═════ Material provided

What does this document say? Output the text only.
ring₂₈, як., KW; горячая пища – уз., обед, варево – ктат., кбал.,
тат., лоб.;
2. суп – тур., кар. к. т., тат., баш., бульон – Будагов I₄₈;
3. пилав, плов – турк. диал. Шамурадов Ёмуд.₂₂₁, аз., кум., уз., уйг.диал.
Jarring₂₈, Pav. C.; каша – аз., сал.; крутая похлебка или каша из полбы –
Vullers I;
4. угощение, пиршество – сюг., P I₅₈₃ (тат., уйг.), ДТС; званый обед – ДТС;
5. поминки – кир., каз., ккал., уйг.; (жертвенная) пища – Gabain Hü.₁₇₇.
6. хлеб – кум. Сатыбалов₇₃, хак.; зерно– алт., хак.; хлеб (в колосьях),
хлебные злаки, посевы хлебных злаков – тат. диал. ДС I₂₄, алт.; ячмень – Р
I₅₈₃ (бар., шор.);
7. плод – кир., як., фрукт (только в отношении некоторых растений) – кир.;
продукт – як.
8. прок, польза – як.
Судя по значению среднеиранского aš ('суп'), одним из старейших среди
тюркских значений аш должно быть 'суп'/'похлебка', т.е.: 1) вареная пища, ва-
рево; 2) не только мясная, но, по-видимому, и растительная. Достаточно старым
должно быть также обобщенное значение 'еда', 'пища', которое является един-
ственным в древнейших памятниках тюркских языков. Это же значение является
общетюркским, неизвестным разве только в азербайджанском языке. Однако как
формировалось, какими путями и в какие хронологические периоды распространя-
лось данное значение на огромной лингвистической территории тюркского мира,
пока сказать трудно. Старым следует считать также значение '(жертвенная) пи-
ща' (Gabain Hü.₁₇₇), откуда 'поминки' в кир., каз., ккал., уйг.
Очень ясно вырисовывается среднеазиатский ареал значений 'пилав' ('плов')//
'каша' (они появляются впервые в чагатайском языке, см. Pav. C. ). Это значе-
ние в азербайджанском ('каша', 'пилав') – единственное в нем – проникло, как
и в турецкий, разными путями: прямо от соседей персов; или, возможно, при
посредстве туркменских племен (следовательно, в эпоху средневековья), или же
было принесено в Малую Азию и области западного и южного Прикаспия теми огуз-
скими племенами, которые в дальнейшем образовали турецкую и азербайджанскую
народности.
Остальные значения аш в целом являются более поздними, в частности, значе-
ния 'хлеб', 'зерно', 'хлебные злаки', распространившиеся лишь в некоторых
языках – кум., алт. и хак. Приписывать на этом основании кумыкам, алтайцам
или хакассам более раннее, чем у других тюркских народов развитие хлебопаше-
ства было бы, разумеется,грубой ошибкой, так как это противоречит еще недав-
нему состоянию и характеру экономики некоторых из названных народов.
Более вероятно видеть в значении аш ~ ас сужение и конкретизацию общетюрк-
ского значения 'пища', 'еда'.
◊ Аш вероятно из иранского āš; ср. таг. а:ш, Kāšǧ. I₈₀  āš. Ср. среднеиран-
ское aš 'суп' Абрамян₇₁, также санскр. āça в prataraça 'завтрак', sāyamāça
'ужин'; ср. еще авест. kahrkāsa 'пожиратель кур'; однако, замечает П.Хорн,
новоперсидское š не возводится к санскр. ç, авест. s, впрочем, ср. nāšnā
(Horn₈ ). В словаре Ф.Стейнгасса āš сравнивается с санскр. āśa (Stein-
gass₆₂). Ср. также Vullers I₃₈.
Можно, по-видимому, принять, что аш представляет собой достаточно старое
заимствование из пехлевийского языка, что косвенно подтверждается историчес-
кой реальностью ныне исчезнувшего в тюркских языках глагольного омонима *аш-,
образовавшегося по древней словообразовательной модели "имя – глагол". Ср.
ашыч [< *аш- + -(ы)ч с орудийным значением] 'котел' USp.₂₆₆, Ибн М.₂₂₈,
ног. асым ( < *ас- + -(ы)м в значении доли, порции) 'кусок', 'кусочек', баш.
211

══════════

Exercise instructions: Write out every entry above, word for word.

Solution to the problem:
What does this document say? Output the text only.
ring₂₈, як., KW; горячая пища – уз., обед, варево – ктат., кбал.,
тат., лоб.;
2. суп – тур., кар. к. т., тат., баш., бульон – Будагов I₄₈;
3. пилав, плов – турк. диал. Шамурадов Ёмуд.₂₂₁, аз., кум., уз., уйг.диал.
Jarring₂₈, Pav. C.; каша – аз., сал.; крутая похлебка или каша из полбы –
Vullers I;
4. угощение, пиршество – сюг., P I₅₈₃ (тат., уйг.), ДТС; званый обед – ДТС;
5. поминки – кир., каз., ккал., уйг.; (жертвенная) пища – Gabain Hü.₁₇₇.
6. хлеб – кум. Сатыбалов₇₃, хак.; зерно– алт., хак.; хлеб (в колосьях),
хлебные злаки, посевы хлебных злаков – тат. диал. ДС I₂₄, алт.; ячмень – Р
I₅₈₃ (бар., шор.);
7. плод – кир., як., фрукт (только в отношении некоторых растений) – кир.;
продукт – як.
8. прок, польза – як.
Судя по значению среднеиранского aš ('суп'), одним из старейших среди
тюркских значений аш должно быть 'суп'/'похлебка', т.е.: 1) вареная пища, ва-
рево; 2) не только мясная, но, по-видимому, и растительная. Достаточно старым
должно быть также обобщенное значение 'еда', 'пища', которое является един-
ственным в древнейших памятниках тюркских языков. Это же значение является
общетюркским, неизвестным разве только в азербайджанском языке. Однако как
формировалось, какими путями и в какие хронологические периоды распространя-
лось данное значение на огромной лингвистической территории тюркского мира,
пока сказать трудно. Старым следует считать также значение '(жертвенная) пи-
ща' (Gabain Hü.₁₇₇), откуда 'поминки' в кир., каз., ккал., уйг.
Очень ясно вырисовывается среднеазиатский ареал значений 'пилав' ('плов')//
'каша' (они появляются впервые в чагатайском языке, см. Pav. C. ). Это значе-
ние в азербайджанском ('каша', 'пилав') – единственное в нем – проникло, как
и в турецкий, разными путями: прямо от соседей персов; или, возможно, при
посредстве туркменских племен (следовательно, в эпоху средневековья), или же
было принесено в Малую Азию и области западного и южного Прикаспия теми огуз-
скими племенами, которые в дальнейшем образовали турецкую и азербайджанскую
народности.
Остальные значения аш в целом являются более поздними, в частности, значе-
ния 'хлеб', 'зерно', 'хлебные злаки', распространившиеся лишь в некоторых
языках – кум., алт. и хак. Приписывать на этом основании кумыкам, алтайцам
или хакассам более раннее, чем у других тюркских народов развитие хлебопаше-
ства было бы, разумеется,грубой ошибкой, так как это противоречит еще недав-
нему состоянию и характеру экономики некоторых из названных народов.
Более вероятно видеть в значении аш ~ ас сужение и конкретизацию общетюрк-
ского значения 'пища', 'еда'.
◊ Аш вероятно из иранского āš; ср. таг. а:ш, Kāšǧ. I₈₀  āš. Ср. среднеиран-
ское aš 'суп' Абрамян₇₁, также санскр. āça в prataraça 'завтрак', sāyamāça
'ужин'; ср. еще авест. kahrkāsa 'пожиратель кур'; однако, замечает П.Хорн,
новоперсидское š не возводится к санскр. ç, авест. s, впрочем, ср. nāšnā
(Horn₈ ). В словаре Ф.Стейнгасса āš сравнивается с санскр. āśa (Stein-
gass₆₂). Ср. также Vullers I₃₈.
Можно, по-видимому, принять, что аш представляет собой достаточно старое
заимствование из пехлевийского языка, что косвенно подтверждается историчес-
кой реальностью ныне исчезнувшего в тюркских языках глагольного омонима *аш-,
образовавшегося по древней словообразовательной модели "имя – глагол". Ср.
ашыч [< *аш- + -(ы)ч с орудийным значением] 'котел' USp.₂₆₆, Ибн М.₂₂₈,
ног. асым ( < *ас- + -(ы)м в значении доли, порции) 'кусок', 'кусочек', баш.
211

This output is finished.